(TASK BRIEF)
Output the material below unchanged, apart from leaving out the pictures.

Data entries

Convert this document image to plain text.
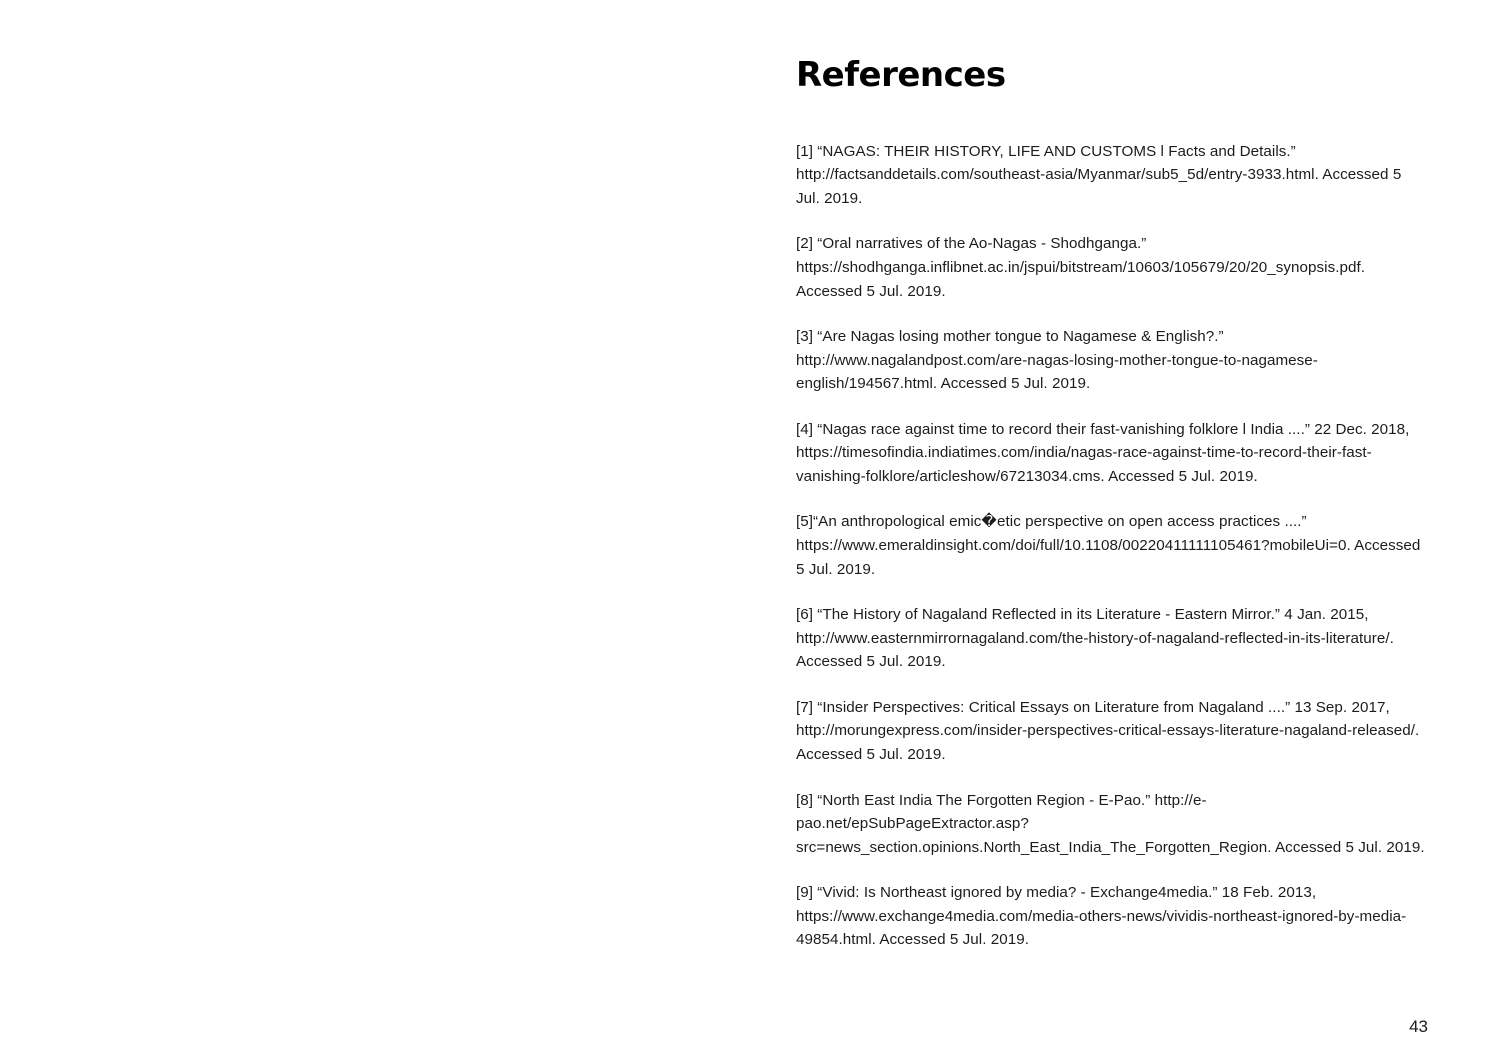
References
[1] “NAGAS: THEIR HISTORY, LIFE AND CUSTOMS l Facts and Details.” http://factsanddetails.com/southeast-asia/Myanmar/sub5_5d/entry-3933.html. Accessed 5 Jul. 2019.
[2] “Oral narratives of the Ao-Nagas - Shodhganga.” https://shodhganga.inflibnet.ac.in/jspui/bitstream/10603/105679/20/20_synopsis.pdf. Accessed 5 Jul. 2019.
[3] “Are Nagas losing mother tongue to Nagamese & English?.” http://www.nagalandpost.com/are-nagas-losing-mother-tongue-to-nagamese-english/194567.html. Accessed 5 Jul. 2019.
[4] “Nagas race against time to record their fast-vanishing folklore l India ....” 22 Dec. 2018, https://timesofindia.indiatimes.com/india/nagas-race-against-time-to-record-their-fast-vanishing-folklore/articleshow/67213034.cms. Accessed 5 Jul. 2019.
[5]“An anthropological emic�etic perspective on open access practices ....” https://www.emeraldinsight.com/doi/full/10.1108/00220411111105461?mobileUi=0. Accessed 5 Jul. 2019.
[6] “The History of Nagaland Reflected in its Literature - Eastern Mirror.” 4 Jan. 2015, http://www.easternmirrornagaland.com/the-history-of-nagaland-reflected-in-its-literature/. Accessed 5 Jul. 2019.
[7] “Insider Perspectives: Critical Essays on Literature from Nagaland ....” 13 Sep. 2017, http://morungexpress.com/insider-perspectives-critical-essays-literature-nagaland-released/. Accessed 5 Jul. 2019.
[8] “North East India The Forgotten Region - E-Pao.” http://e-pao.net/epSubPageExtractor.asp?src=news_section.opinions.North_East_India_The_Forgotten_Region. Accessed 5 Jul. 2019.
[9] “Vivid: Is Northeast ignored by media? - Exchange4media.” 18 Feb. 2013, https://www.exchange4media.com/media-others-news/vividis-northeast-ignored-by-media-49854.html. Accessed 5 Jul. 2019.
43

(RIGHT ANSWER)
Convert this document image to plain text.
References
[1] “NAGAS: THEIR HISTORY, LIFE AND CUSTOMS l Facts and Details.” http://factsanddetails.com/southeast-asia/Myanmar/sub5_5d/entry-3933.html. Accessed 5 Jul. 2019.
[2] “Oral narratives of the Ao-Nagas - Shodhganga.” https://shodhganga.inflibnet.ac.in/jspui/bitstream/10603/105679/20/20_synopsis.pdf. Accessed 5 Jul. 2019.
[3] “Are Nagas losing mother tongue to Nagamese & English?.” http://www.nagalandpost.com/are-nagas-losing-mother-tongue-to-nagamese-english/194567.html. Accessed 5 Jul. 2019.
[4] “Nagas race against time to record their fast-vanishing folklore l India ....” 22 Dec. 2018, https://timesofindia.indiatimes.com/india/nagas-race-against-time-to-record-their-fast-vanishing-folklore/articleshow/67213034.cms. Accessed 5 Jul. 2019.
[5]“An anthropological emic�etic perspective on open access practices ....” https://www.emeraldinsight.com/doi/full/10.1108/00220411111105461?mobileUi=0. Accessed 5 Jul. 2019.
[6] “The History of Nagaland Reflected in its Literature - Eastern Mirror.” 4 Jan. 2015, http://www.easternmirrornagaland.com/the-history-of-nagaland-reflected-in-its-literature/. Accessed 5 Jul. 2019.
[7] “Insider Perspectives: Critical Essays on Literature from Nagaland ....” 13 Sep. 2017, http://morungexpress.com/insider-perspectives-critical-essays-literature-nagaland-released/. Accessed 5 Jul. 2019.
[8] “North East India The Forgotten Region - E-Pao.” http://e-pao.net/epSubPageExtractor.asp?src=news_section.opinions.North_East_India_The_Forgotten_Region. Accessed 5 Jul. 2019.
[9] “Vivid: Is Northeast ignored by media? - Exchange4media.” 18 Feb. 2013, https://www.exchange4media.com/media-others-news/vividis-northeast-ignored-by-media-49854.html. Accessed 5 Jul. 2019.
43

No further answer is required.